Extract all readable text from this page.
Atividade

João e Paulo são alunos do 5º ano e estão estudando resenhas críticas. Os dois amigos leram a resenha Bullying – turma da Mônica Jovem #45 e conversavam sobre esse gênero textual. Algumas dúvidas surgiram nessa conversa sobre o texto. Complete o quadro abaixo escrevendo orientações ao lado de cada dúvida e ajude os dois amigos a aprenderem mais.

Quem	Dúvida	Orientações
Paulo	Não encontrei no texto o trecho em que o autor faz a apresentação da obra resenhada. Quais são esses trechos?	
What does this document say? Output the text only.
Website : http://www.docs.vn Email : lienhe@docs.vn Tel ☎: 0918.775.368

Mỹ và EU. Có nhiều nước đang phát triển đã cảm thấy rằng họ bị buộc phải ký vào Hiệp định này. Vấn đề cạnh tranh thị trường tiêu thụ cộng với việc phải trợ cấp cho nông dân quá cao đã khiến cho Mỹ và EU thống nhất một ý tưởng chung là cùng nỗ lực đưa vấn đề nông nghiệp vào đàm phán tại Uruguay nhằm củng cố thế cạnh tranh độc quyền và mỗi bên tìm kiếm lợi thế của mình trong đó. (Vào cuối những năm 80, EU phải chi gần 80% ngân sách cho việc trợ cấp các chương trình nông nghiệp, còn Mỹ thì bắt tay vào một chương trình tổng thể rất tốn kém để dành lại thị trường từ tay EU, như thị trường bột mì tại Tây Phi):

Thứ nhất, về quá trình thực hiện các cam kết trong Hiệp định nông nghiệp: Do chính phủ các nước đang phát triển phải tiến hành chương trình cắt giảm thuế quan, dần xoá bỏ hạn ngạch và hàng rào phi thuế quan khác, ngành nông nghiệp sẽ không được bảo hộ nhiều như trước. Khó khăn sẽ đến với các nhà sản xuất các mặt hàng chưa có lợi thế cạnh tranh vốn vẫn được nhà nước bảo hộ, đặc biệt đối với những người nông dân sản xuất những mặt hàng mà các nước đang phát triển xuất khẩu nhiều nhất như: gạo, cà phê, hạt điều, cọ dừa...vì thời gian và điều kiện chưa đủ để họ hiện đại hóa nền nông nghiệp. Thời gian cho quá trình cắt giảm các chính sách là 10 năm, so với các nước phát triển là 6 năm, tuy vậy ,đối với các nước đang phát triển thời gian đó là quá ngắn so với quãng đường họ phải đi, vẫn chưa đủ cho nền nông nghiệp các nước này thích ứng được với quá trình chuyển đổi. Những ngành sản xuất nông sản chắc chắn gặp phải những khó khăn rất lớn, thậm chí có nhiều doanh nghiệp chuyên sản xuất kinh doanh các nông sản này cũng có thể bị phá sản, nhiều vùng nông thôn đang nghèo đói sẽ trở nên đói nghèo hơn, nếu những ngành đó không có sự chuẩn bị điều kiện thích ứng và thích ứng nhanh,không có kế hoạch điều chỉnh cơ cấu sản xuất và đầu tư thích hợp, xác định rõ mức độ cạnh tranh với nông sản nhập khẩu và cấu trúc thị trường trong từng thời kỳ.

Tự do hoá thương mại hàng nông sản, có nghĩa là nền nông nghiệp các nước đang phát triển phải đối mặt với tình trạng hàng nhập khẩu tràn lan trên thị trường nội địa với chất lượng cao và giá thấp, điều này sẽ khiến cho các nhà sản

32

————

● Directions for this task
Transcribe the entire listing above precisely.

● Exercise response
Extract all readable text from this page.
Atividade

João e Paulo são alunos do 5º ano e estão estudando resenhas críticas. Os dois amigos leram a resenha Bullying – turma da Mônica Jovem #45 e conversavam sobre esse gênero textual. Algumas dúvidas surgiram nessa conversa sobre o texto. Complete o quadro abaixo escrevendo orientações ao lado de cada dúvida e ajude os dois amigos a aprenderem mais.

Quem	Dúvida	Orientações
Paulo	Não encontrei no texto o trecho em que o autor faz a apresentação da obra resenhada. Quais são esses trechos?	
What does this document say? Output the text only.
Website : http://www.docs.vn Email : lienhe@docs.vn Tel ☎: 0918.775.368

Mỹ và EU. Có nhiều nước đang phát triển đã cảm thấy rằng họ bị buộc phải ký vào Hiệp định này. Vấn đề cạnh tranh thị trường tiêu thụ cộng với việc phải trợ cấp cho nông dân quá cao đã khiến cho Mỹ và EU thống nhất một ý tưởng chung là cùng nỗ lực đưa vấn đề nông nghiệp vào đàm phán tại Uruguay nhằm củng cố thế cạnh tranh độc quyền và mỗi bên tìm kiếm lợi thế của mình trong đó. (Vào cuối những năm 80, EU phải chi gần 80% ngân sách cho việc trợ cấp các chương trình nông nghiệp, còn Mỹ thì bắt tay vào một chương trình tổng thể rất tốn kém để dành lại thị trường từ tay EU, như thị trường bột mì tại Tây Phi):

Thứ nhất, về quá trình thực hiện các cam kết trong Hiệp định nông nghiệp: Do chính phủ các nước đang phát triển phải tiến hành chương trình cắt giảm thuế quan, dần xoá bỏ hạn ngạch và hàng rào phi thuế quan khác, ngành nông nghiệp sẽ không được bảo hộ nhiều như trước. Khó khăn sẽ đến với các nhà sản xuất các mặt hàng chưa có lợi thế cạnh tranh vốn vẫn được nhà nước bảo hộ, đặc biệt đối với những người nông dân sản xuất những mặt hàng mà các nước đang phát triển xuất khẩu nhiều nhất như: gạo, cà phê, hạt điều, cọ dừa...vì thời gian và điều kiện chưa đủ để họ hiện đại hóa nền nông nghiệp. Thời gian cho quá trình cắt giảm các chính sách là 10 năm, so với các nước phát triển là 6 năm, tuy vậy ,đối với các nước đang phát triển thời gian đó là quá ngắn so với quãng đường họ phải đi, vẫn chưa đủ cho nền nông nghiệp các nước này thích ứng được với quá trình chuyển đổi. Những ngành sản xuất nông sản chắc chắn gặp phải những khó khăn rất lớn, thậm chí có nhiều doanh nghiệp chuyên sản xuất kinh doanh các nông sản này cũng có thể bị phá sản, nhiều vùng nông thôn đang nghèo đói sẽ trở nên đói nghèo hơn, nếu những ngành đó không có sự chuẩn bị điều kiện thích ứng và thích ứng nhanh,không có kế hoạch điều chỉnh cơ cấu sản xuất và đầu tư thích hợp, xác định rõ mức độ cạnh tranh với nông sản nhập khẩu và cấu trúc thị trường trong từng thời kỳ.

Tự do hoá thương mại hàng nông sản, có nghĩa là nền nông nghiệp các nước đang phát triển phải đối mặt với tình trạng hàng nhập khẩu tràn lan trên thị trường nội địa với chất lượng cao và giá thấp, điều này sẽ khiến cho các nhà sản

32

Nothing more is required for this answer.